* Belge bölümü:
----

Senin de can perdesi ardında
bir bildiğin var ki bundan önce onunla bir macera geçirmiştin.
Onu tekrar bir an için olsun
tanısan bütün âlem halkından öndülü (Ödülü) alırdın.
Fakat gönlün ona bigâneyse (Kayıtsız, ilgisiz, yabancı) şüphe yok ki benim halimi,
şanımı bir masal sayarsın.
Gönülde aşinalık (Bildik, tanıdıklık) yoksa iç bir işin aydınlanmaz,
aydına çıkmaz.
Aşinalıktan bir koku alan
kişi, Tanrı yakınlığına ulaşır, Tanrı huyuyla huylanır.
O, Hak’la hak oldu mu ebedi bir
hale gelir.
İşte güneş, o gölgeden iç
uzaklaşmaz.
***
İLAHİNAME FERİDÜDDİN-İ ATTAR M.EB. YAY.
392
*
İşte böyle yaren,
Bu hikâyeyi anlamayan veya
anlamazlıktan gelen gönül ve candan nasipsizdir ve ödüle layık değildir..

----

* Veri seti içeriği:
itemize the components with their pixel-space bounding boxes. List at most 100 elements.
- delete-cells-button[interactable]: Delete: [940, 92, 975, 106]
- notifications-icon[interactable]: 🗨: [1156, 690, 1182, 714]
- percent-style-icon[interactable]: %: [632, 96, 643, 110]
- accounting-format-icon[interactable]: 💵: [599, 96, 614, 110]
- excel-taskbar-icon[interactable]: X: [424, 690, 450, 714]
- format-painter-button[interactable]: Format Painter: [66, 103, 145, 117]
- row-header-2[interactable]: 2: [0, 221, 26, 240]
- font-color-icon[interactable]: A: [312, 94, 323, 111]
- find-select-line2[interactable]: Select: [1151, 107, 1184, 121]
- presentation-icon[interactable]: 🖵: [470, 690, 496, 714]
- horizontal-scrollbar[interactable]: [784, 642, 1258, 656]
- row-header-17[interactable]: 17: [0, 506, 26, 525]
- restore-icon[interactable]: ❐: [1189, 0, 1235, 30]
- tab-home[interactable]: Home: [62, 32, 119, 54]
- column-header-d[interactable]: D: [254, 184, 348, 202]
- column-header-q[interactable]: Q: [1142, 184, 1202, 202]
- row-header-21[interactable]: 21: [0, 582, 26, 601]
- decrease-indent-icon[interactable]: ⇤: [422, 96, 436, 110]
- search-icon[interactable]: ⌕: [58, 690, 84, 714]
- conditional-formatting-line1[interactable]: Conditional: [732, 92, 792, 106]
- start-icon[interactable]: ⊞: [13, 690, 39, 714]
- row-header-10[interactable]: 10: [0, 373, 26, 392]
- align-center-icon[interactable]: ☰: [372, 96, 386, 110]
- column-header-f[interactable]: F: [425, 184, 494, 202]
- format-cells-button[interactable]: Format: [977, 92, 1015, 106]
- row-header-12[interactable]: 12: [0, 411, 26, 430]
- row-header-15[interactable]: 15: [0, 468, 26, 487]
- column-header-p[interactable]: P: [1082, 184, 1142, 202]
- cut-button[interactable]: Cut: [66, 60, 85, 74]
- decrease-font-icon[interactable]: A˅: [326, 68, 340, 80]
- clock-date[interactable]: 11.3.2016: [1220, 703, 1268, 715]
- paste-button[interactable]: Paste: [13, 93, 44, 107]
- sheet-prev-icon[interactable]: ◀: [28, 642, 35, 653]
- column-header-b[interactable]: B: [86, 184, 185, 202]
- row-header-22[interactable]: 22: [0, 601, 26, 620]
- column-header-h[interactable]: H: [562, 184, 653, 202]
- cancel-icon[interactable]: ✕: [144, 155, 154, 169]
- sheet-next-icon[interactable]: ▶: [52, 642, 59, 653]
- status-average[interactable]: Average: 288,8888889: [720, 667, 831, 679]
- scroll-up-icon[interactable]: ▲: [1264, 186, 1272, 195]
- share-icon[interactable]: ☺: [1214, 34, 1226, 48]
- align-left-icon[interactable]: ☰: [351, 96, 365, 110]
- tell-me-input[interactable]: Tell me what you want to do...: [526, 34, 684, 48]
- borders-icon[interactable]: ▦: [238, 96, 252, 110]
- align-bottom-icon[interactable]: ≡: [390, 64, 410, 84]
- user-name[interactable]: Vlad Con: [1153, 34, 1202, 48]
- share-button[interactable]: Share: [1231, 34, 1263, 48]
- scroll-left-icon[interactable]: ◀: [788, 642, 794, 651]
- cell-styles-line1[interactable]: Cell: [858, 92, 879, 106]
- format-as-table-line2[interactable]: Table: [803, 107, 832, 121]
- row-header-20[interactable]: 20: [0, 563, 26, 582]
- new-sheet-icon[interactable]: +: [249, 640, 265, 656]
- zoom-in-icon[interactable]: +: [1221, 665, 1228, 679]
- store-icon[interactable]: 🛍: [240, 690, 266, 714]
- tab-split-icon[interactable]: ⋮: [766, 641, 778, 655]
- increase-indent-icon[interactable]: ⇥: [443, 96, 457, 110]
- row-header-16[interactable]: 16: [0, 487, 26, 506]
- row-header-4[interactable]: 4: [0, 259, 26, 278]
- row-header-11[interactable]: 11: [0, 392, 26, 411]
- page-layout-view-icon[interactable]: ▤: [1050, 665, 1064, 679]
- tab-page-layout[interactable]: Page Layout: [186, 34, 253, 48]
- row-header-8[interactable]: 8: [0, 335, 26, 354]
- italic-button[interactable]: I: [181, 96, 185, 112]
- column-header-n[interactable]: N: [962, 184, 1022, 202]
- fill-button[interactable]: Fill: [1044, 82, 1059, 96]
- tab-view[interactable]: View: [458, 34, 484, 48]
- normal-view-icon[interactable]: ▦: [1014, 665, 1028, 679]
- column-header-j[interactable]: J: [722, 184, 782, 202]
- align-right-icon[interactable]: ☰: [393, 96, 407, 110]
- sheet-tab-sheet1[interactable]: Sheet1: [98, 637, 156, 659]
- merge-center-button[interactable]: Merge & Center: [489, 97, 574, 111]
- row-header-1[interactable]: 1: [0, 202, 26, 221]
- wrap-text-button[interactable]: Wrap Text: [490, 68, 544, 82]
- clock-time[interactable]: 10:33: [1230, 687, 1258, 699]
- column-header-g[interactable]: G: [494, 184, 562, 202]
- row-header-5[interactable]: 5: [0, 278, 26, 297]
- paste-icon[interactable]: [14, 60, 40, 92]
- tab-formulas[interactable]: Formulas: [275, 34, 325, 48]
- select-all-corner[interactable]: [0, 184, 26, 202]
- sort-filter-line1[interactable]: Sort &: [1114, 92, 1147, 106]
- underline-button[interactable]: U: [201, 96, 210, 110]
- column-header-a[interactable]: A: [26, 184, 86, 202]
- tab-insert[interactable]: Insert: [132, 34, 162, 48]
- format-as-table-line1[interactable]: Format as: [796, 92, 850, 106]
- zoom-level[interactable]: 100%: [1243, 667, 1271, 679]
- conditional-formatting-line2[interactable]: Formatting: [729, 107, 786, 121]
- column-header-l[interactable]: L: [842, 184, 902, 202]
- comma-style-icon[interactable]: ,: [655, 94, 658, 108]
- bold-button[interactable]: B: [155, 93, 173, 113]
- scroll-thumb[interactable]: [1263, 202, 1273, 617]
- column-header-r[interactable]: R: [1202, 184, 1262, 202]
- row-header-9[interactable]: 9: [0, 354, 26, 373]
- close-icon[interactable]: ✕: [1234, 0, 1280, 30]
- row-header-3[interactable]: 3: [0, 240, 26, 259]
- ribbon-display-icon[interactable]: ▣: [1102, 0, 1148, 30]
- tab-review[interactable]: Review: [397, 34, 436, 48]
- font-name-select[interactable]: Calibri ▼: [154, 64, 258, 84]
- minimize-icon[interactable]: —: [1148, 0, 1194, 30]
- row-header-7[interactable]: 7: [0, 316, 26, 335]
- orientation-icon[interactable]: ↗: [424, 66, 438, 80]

----

* Görevler ve alıştırmalar:
a) Kayıtları ilk satırdan "- excel-taskbar-icon[interactable]: X: [424, 690, 450, 714]" geçen satıra kadar, iki uç dahil, harfi harfine yeniden yaz.
b) İlahiname metnini kaldığı yerden sürdür.

* Sıralı yanıtlar:
a)
itemize the components with their pixel-space bounding boxes. List at most 100 elements.
- delete-cells-button[interactable]: Delete: [940, 92, 975, 106]
- notifications-icon[interactable]: 🗨: [1156, 690, 1182, 714]
- percent-style-icon[interactable]: %: [632, 96, 643, 110]
- accounting-format-icon[interactable]: 💵: [599, 96, 614, 110]
- excel-taskbar-icon[interactable]: X: [424, 690, 450, 714]

b)
Anne ve babadan gelen
kardeşlik bağını bilmeyen, bilmezlikten gelen, bahaneler bularak çıkarı veya
rahatı için koparan sevilmeyen kişi olur.
Kardeşi tarafından
sevilmeyeni ne Allah sever ne de Allah’a sevgi yoluyla bağlananlar.
Kardeşi ile çıkarı ve rahatı için bağını
koparanlar, çıkarı olanlarla ilişki kurarlar.
Böyle bir ilişkide sevgi
sözleri sahte olup kişiyi yumuşatıp alacağını kolay almak içindir.
Alacağını almış olan sonra
tekrar alacağı bir şey görene kadar uzaklaşır.
Kaza kader sana bolluk verdi
de sen kardeşinden mahrum ediyorsan lanetlenmiş olursun.
Kardeş bağı anne baba birse
kuvvetli, baba bir anne ayrı ise daha az, anne bir baba ayrı ise daha da az
kuvvette olur.
Kardeşinden kopmayacağın ancak
uzak durmak gereken durumlar:
Kardeşinin eşine kötü gözle
bakmak.
Beraberken altın, para gibi
kıymetli malının kaybolma durumu.
Borcunu ödememesi.
Çocuklarını ahlaksızlığa
yönlendirmeye çalışmak
Sırrını düşmanına
söylemektir.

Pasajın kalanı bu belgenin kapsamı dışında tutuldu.